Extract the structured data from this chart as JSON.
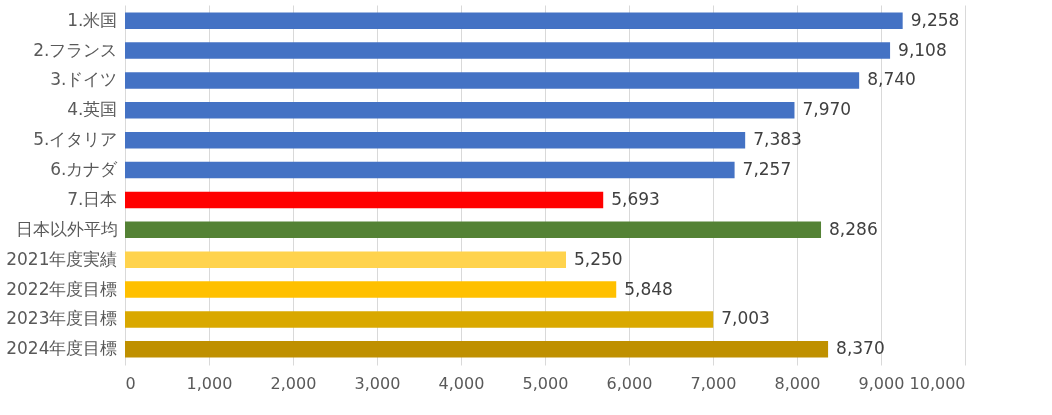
{
  "chart_data": {
    "type": "bar",
    "orientation": "horizontal",
    "categories": [
      "1.米国",
      "2.フランス",
      "3.ドイツ",
      "4.英国",
      "5.イタリア",
      "6.カナダ",
      "7.日本",
      "日本以外平均",
      "2021年度実績",
      "2022年度目標",
      "2023年度目標",
      "2024年度目標"
    ],
    "values": [
      9258,
      9108,
      8740,
      7970,
      7383,
      7257,
      5693,
      8286,
      5250,
      5848,
      7003,
      8370
    ],
    "value_labels": [
      "9,258",
      "9,108",
      "8,740",
      "7,970",
      "7,383",
      "7,257",
      "5,693",
      "8,286",
      "5,250",
      "5,848",
      "7,003",
      "8,370"
    ],
    "colors": [
      "#4472c4",
      "#4472c4",
      "#4472c4",
      "#4472c4",
      "#4472c4",
      "#4472c4",
      "#ff0000",
      "#548235",
      "#ffd34d",
      "#ffc000",
      "#d9a800",
      "#bf9000"
    ],
    "xlim": [
      0,
      10000
    ],
    "xticks": [
      0,
      {
        "value": 1000,
        "label": "1,000"
      },
      {
        "value": 2000,
        "label": "2,000"
      },
      {
        "value": 3000,
        "label": "3,000"
      },
      {
        "value": 4000,
        "label": "4,000"
      },
      {
        "value": 5000,
        "label": "5,000"
      },
      {
        "value": 6000,
        "label": "6,000"
      },
      {
        "value": 7000,
        "label": "7,000"
      },
      {
        "value": 8000,
        "label": "8,000"
      },
      {
        "value": 9000,
        "label": "9,000"
      },
      {
        "value": 10000,
        "label": "10,000"
      }
    ],
    "grid": "x"
  }
}
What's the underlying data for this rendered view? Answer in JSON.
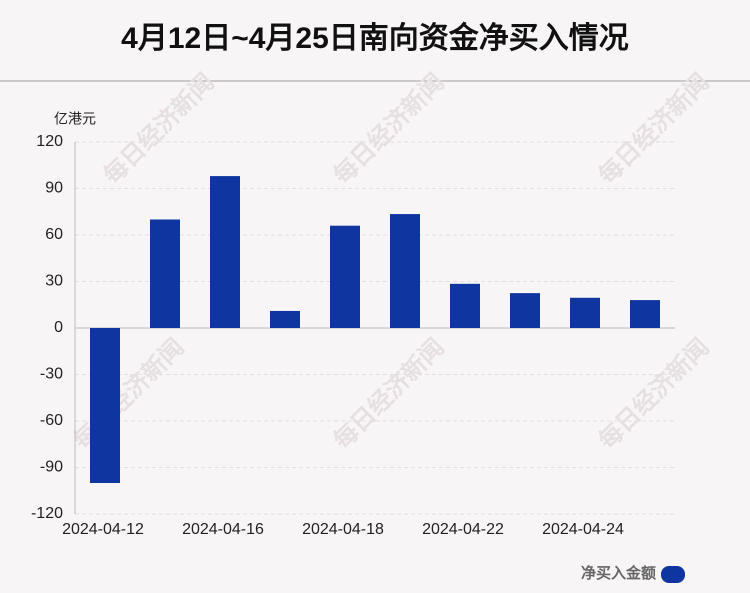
{
  "chart_data": {
    "type": "bar",
    "title": "4月12日~4月25日南向资金净买入情况",
    "y_label": "亿港元",
    "watermark": "每日经济新闻",
    "categories": [
      "2024-04-12",
      null,
      "2024-04-16",
      null,
      "2024-04-18",
      null,
      "2024-04-22",
      null,
      "2024-04-24",
      null
    ],
    "series": [
      {
        "name": "净买入金额",
        "color": "#0e35a0",
        "values": [
          -100,
          70,
          98,
          11,
          66,
          73.5,
          28.5,
          22.5,
          19.5,
          18
        ]
      }
    ],
    "ylim": [
      -120,
      120
    ],
    "yticks": [
      -120,
      -90,
      -60,
      -30,
      0,
      30,
      60,
      90,
      120
    ],
    "grid": true
  }
}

[PROBLEM DETAILS]:
Extract only the lines from the line containing "What's the underlying" through the final line of the records; keep both ends and drop every picture.

[FINAL ANSWER]:
What's the underlying data for this rendered view? Answer in JSON.
{
  "chart_data": {
    "type": "bar",
    "title": "4月12日~4月25日南向资金净买入情况",
    "y_label": "亿港元",
    "watermark": "每日经济新闻",
    "categories": [
      "2024-04-12",
      null,
      "2024-04-16",
      null,
      "2024-04-18",
      null,
      "2024-04-22",
      null,
      "2024-04-24",
      null
    ],
    "series": [
      {
        "name": "净买入金额",
        "color": "#0e35a0",
        "values": [
          -100,
          70,
          98,
          11,
          66,
          73.5,
          28.5,
          22.5,
          19.5,
          18
        ]
      }
    ],
    "ylim": [
      -120,
      120
    ],
    "yticks": [
      -120,
      -90,
      -60,
      -30,
      0,
      30,
      60,
      90,
      120
    ],
    "grid": true
  }
}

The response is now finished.